TO DO -
Starting from the first line below, count every line holding the word "cells", then state the total alone.

SUPPLIED ENTRIES section start

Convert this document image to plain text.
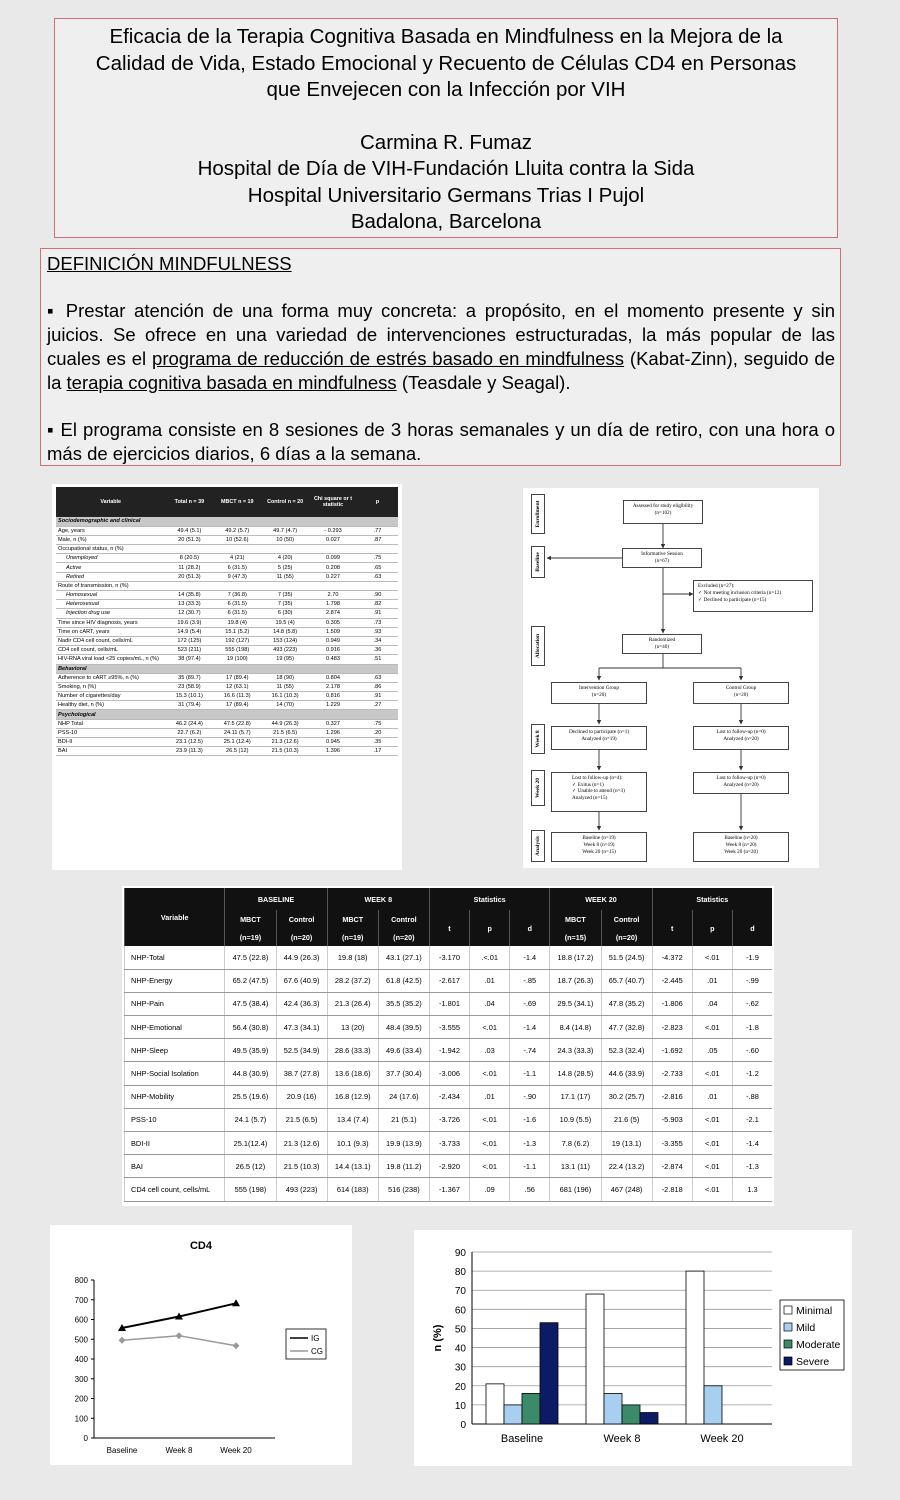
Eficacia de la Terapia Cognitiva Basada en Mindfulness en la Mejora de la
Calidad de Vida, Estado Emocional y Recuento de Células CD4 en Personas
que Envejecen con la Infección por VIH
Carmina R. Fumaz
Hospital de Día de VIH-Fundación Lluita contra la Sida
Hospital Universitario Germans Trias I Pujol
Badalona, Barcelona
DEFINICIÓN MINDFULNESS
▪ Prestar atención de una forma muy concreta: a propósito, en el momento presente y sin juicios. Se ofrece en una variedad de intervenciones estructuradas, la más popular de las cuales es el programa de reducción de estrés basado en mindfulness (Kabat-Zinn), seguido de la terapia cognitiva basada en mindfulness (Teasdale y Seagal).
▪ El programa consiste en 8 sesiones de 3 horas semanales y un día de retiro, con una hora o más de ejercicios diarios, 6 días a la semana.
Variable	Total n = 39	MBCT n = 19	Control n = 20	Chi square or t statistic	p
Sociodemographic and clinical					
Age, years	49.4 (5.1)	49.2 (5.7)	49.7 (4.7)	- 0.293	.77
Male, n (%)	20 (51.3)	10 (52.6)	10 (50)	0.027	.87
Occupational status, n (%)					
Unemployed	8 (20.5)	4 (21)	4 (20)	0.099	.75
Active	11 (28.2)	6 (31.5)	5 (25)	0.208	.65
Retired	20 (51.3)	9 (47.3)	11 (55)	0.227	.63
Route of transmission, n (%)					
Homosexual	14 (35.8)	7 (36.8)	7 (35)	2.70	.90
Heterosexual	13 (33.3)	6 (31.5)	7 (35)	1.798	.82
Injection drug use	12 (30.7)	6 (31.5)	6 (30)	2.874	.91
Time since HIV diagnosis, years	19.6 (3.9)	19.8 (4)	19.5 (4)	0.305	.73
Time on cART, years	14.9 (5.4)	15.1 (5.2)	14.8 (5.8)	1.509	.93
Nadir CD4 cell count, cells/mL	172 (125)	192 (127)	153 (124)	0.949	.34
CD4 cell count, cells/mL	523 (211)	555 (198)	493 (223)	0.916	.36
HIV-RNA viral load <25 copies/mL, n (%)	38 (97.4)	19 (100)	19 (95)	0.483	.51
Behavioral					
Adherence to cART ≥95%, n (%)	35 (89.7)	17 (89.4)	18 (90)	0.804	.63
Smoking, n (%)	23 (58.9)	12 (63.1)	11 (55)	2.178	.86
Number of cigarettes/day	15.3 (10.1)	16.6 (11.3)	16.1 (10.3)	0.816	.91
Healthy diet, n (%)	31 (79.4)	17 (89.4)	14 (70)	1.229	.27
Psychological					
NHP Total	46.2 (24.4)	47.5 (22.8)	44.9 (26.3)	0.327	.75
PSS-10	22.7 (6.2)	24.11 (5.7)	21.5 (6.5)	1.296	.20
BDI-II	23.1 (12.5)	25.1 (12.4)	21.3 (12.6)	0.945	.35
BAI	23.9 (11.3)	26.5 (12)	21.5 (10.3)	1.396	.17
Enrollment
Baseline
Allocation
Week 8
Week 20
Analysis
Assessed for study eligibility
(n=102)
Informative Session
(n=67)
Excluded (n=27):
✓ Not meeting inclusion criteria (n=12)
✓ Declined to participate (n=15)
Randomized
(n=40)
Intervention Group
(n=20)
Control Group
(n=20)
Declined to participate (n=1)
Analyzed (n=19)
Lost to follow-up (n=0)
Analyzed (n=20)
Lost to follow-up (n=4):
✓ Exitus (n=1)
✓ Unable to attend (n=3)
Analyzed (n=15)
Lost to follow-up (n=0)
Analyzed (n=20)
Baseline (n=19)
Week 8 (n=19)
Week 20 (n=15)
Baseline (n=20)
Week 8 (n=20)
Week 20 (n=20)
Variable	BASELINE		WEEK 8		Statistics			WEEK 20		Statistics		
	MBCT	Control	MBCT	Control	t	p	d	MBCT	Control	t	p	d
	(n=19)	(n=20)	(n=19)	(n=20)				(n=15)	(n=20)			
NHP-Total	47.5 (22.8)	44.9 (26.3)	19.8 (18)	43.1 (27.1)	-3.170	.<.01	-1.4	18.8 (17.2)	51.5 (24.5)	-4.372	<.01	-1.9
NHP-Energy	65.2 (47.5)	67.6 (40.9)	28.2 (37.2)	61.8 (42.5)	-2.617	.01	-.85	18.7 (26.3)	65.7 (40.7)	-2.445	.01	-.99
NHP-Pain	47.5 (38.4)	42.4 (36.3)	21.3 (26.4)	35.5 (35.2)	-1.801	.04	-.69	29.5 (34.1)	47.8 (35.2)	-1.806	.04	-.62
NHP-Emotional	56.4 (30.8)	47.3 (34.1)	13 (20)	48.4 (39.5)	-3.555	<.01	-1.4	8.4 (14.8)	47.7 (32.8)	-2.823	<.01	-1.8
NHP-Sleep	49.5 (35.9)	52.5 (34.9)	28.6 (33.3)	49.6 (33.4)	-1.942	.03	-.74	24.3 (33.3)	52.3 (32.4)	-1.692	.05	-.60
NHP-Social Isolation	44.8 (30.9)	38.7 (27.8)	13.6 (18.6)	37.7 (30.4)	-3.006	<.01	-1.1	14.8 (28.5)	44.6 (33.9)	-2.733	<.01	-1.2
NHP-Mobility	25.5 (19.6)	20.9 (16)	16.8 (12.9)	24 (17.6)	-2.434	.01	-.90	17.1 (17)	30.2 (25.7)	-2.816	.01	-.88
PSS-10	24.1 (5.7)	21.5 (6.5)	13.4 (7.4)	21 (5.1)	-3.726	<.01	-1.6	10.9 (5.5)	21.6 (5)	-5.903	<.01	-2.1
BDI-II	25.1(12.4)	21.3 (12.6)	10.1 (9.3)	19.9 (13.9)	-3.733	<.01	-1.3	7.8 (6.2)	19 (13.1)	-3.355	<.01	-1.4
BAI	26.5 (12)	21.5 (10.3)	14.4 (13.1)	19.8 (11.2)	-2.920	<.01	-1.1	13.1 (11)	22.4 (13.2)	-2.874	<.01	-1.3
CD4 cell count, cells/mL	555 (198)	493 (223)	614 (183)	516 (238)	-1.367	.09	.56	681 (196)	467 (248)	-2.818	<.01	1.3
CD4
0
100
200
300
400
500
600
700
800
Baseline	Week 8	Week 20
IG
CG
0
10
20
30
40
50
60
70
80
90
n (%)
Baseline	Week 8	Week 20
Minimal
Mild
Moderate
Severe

SUPPLIED ENTRIES section end
SUPPLIED ENTRIES section start

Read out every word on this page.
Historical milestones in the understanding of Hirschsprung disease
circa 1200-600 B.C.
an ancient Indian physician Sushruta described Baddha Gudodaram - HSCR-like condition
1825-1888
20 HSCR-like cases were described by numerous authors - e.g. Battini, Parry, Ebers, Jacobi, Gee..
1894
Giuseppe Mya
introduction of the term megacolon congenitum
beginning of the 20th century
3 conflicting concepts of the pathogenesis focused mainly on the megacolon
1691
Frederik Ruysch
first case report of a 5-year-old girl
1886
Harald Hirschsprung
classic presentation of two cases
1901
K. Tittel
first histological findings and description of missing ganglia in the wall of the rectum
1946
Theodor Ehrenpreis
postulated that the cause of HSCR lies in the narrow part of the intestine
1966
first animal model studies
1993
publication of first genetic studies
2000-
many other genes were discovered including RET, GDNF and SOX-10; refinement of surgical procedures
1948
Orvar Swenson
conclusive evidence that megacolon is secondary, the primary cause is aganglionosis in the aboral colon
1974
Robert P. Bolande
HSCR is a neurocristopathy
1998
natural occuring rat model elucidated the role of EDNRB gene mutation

SUPPLIED ENTRIES section end

ANSWER TO THE EXERCISE -
3